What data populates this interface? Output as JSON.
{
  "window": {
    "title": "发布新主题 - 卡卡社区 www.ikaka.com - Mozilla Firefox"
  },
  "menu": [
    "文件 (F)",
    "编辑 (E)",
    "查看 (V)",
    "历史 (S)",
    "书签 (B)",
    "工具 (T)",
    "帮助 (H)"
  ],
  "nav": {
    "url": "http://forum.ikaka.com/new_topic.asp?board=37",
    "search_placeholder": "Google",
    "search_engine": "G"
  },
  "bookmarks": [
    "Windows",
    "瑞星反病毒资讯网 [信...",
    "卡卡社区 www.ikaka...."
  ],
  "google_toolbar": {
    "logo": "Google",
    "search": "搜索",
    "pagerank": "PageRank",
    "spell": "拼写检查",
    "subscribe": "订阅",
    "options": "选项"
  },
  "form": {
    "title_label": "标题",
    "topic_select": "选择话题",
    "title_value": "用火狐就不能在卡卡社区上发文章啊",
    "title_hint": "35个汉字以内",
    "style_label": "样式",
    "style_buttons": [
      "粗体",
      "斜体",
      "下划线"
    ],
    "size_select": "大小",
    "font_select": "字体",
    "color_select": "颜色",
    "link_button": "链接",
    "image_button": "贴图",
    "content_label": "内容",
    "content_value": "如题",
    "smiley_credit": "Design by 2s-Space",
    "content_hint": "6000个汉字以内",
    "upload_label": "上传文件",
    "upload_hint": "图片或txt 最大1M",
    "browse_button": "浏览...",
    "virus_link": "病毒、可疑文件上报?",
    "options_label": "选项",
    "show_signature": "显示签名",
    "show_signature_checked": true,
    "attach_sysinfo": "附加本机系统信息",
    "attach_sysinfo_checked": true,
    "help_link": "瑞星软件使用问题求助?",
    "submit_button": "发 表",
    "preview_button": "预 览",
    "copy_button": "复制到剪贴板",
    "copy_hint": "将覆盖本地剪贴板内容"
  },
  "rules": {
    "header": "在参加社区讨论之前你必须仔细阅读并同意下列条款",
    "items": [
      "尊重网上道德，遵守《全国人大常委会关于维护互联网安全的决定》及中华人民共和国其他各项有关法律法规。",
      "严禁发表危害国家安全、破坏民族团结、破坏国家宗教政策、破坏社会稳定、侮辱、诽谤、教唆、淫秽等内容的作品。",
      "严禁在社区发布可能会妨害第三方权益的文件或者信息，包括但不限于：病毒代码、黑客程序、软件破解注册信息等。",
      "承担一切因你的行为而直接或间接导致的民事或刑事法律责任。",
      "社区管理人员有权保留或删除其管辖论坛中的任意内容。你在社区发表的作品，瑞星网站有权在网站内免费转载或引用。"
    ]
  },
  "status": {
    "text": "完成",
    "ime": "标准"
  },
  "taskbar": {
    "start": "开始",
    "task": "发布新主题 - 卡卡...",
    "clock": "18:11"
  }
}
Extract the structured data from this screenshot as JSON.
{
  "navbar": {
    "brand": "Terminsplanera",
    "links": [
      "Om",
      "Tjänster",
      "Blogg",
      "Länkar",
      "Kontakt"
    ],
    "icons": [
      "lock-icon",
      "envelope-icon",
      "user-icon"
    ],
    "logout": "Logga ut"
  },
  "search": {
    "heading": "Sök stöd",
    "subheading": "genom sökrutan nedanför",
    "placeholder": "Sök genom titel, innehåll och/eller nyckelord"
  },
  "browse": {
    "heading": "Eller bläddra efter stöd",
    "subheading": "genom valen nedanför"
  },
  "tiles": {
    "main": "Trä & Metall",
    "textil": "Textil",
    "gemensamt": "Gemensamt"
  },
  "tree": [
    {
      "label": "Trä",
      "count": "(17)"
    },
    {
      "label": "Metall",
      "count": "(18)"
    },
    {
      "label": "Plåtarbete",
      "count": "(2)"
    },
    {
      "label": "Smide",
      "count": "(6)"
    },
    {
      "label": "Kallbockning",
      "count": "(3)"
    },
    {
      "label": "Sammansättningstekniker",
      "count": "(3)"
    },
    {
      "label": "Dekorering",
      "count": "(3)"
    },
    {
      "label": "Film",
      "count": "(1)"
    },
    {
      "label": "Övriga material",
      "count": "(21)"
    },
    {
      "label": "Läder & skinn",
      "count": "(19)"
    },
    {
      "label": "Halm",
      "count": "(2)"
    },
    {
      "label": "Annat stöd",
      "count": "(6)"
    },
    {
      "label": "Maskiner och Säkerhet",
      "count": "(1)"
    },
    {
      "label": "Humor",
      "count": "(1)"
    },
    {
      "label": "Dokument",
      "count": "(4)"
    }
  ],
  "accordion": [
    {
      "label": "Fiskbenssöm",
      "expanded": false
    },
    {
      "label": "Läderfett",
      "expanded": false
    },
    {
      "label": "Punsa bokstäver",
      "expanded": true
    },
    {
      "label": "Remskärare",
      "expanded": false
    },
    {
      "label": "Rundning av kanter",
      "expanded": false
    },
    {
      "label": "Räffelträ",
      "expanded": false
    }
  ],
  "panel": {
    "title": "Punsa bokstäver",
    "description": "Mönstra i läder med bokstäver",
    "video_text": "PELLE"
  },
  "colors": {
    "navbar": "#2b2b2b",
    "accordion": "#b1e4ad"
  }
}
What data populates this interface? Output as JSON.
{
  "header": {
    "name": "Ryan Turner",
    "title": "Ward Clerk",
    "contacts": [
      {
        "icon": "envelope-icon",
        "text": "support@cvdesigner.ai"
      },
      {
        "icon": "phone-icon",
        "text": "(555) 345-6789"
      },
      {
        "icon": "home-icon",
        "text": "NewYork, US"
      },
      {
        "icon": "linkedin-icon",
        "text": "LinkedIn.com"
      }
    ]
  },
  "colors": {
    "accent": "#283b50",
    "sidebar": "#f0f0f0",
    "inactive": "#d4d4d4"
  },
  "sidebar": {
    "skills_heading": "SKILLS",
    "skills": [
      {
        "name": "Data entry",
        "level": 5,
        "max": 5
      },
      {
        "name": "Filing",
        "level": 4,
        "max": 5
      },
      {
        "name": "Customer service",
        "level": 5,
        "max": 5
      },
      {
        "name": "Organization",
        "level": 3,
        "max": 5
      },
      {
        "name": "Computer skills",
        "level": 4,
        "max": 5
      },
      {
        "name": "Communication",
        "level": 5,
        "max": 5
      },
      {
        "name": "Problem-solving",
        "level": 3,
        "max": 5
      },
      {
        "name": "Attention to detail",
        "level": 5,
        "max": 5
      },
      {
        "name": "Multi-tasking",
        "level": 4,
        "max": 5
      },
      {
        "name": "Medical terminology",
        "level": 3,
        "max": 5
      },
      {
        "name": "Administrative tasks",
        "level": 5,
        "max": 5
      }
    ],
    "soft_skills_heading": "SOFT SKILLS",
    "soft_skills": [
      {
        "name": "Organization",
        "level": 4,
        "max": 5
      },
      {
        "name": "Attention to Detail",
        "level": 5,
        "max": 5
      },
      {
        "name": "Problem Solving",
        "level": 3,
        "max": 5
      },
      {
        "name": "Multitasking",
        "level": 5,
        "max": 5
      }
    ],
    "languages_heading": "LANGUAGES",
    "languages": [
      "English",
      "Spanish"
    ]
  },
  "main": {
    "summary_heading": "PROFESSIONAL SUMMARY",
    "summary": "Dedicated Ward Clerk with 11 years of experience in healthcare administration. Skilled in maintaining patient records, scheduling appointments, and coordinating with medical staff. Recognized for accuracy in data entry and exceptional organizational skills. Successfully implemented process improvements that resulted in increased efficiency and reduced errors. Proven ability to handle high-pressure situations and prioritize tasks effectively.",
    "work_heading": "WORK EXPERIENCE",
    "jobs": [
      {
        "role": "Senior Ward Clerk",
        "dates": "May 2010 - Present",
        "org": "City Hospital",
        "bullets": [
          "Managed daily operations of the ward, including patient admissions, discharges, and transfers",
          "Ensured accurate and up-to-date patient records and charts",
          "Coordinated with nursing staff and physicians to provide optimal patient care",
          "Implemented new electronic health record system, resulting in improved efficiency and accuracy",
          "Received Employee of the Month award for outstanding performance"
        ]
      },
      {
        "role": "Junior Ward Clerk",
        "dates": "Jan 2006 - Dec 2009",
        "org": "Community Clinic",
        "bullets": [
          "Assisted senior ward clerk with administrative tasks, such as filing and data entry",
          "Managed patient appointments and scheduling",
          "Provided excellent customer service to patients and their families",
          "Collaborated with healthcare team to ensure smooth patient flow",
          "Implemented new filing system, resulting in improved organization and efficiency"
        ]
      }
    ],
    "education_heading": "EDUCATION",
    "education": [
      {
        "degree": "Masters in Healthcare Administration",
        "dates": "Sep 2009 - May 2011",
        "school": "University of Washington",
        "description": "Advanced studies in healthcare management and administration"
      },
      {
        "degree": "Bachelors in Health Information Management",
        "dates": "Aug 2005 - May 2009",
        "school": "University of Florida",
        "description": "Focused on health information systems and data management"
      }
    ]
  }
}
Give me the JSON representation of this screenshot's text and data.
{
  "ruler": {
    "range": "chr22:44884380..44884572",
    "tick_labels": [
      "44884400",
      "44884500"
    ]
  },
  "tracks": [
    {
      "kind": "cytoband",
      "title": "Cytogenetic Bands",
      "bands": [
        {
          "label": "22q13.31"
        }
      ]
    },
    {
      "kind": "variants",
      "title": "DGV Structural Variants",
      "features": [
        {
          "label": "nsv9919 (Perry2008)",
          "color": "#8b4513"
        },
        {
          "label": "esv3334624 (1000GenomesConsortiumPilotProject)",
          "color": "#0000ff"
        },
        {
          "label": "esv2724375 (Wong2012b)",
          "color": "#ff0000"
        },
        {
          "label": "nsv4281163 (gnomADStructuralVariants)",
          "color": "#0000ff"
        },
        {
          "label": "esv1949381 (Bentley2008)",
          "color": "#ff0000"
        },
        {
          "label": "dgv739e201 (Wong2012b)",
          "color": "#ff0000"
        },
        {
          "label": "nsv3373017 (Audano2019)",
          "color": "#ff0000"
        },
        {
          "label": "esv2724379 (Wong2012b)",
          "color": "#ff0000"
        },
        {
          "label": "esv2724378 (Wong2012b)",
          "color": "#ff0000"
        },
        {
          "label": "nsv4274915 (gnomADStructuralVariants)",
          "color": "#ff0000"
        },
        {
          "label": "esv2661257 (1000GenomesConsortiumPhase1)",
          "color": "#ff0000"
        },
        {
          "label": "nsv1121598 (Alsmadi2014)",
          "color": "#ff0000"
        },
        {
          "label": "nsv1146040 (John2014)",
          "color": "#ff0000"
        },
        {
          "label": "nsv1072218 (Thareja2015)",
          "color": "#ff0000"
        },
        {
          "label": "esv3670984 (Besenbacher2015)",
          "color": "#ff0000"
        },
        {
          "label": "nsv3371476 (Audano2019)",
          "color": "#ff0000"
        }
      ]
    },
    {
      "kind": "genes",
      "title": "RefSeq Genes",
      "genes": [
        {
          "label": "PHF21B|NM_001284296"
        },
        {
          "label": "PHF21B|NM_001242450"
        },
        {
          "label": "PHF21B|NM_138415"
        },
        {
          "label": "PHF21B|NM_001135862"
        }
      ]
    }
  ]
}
━━━━━━
__WHAT IS EXPECTED__.
Return, from the material above, every line with the word "nedanför".

__RESPONSE BOX__.
    "subheading": "genom sökrutan nedanför",
    "subheading": "genom valen nedanför"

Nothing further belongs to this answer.